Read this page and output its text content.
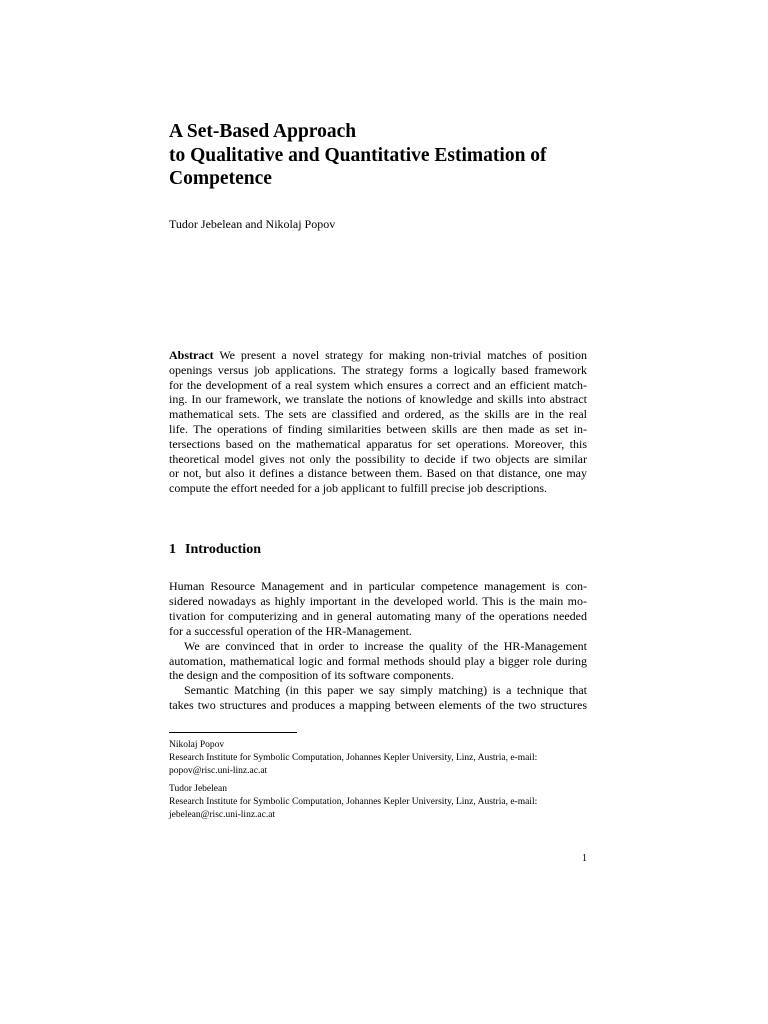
A Set-Based Approach
to Qualitative and Quantitative Estimation of
Competence
Tudor Jebelean and Nikolaj Popov
Abstract We present a novel strategy for making non-trivial matches of position
openings versus job applications. The strategy forms a logically based framework
for the development of a real system which ensures a correct and an efficient match-
ing. In our framework, we translate the notions of knowledge and skills into abstract
mathematical sets. The sets are classified and ordered, as the skills are in the real
life. The operations of finding similarities between skills are then made as set in-
tersections based on the mathematical apparatus for set operations. Moreover, this
theoretical model gives not only the possibility to decide if two objects are similar
or not, but also it defines a distance between them. Based on that distance, one may
compute the effort needed for a job applicant to fulfill precise job descriptions.
1 Introduction
Human Resource Management and in particular competence management is con-
sidered nowadays as highly important in the developed world. This is the main mo-
tivation for computerizing and in general automating many of the operations needed
for a successful operation of the HR-Management.
We are convinced that in order to increase the quality of the HR-Management
automation, mathematical logic and formal methods should play a bigger role during
the design and the composition of its software components.
Semantic Matching (in this paper we say simply matching) is a technique that
takes two structures and produces a mapping between elements of the two structures
Nikolaj Popov
Research Institute for Symbolic Computation, Johannes Kepler University, Linz, Austria, e-mail:
popov@risc.uni-linz.ac.at
Tudor Jebelean
Research Institute for Symbolic Computation, Johannes Kepler University, Linz, Austria, e-mail:
jebelean@risc.uni-linz.ac.at
1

========================================

**Task details**
Retype all entries exactly as they appear, dropping the images.

**Output of the task**
Read this page and output its text content.
A Set-Based Approach
to Qualitative and Quantitative Estimation of
Competence
Tudor Jebelean and Nikolaj Popov
Abstract We present a novel strategy for making non-trivial matches of position
openings versus job applications. The strategy forms a logically based framework
for the development of a real system which ensures a correct and an efficient match-
ing. In our framework, we translate the notions of knowledge and skills into abstract
mathematical sets. The sets are classified and ordered, as the skills are in the real
life. The operations of finding similarities between skills are then made as set in-
tersections based on the mathematical apparatus for set operations. Moreover, this
theoretical model gives not only the possibility to decide if two objects are similar
or not, but also it defines a distance between them. Based on that distance, one may
compute the effort needed for a job applicant to fulfill precise job descriptions.
1 Introduction
Human Resource Management and in particular competence management is con-
sidered nowadays as highly important in the developed world. This is the main mo-
tivation for computerizing and in general automating many of the operations needed
for a successful operation of the HR-Management.
We are convinced that in order to increase the quality of the HR-Management
automation, mathematical logic and formal methods should play a bigger role during
the design and the composition of its software components.
Semantic Matching (in this paper we say simply matching) is a technique that
takes two structures and produces a mapping between elements of the two structures
Nikolaj Popov
Research Institute for Symbolic Computation, Johannes Kepler University, Linz, Austria, e-mail:
popov@risc.uni-linz.ac.at
Tudor Jebelean
Research Institute for Symbolic Computation, Johannes Kepler University, Linz, Austria, e-mail:
jebelean@risc.uni-linz.ac.at
1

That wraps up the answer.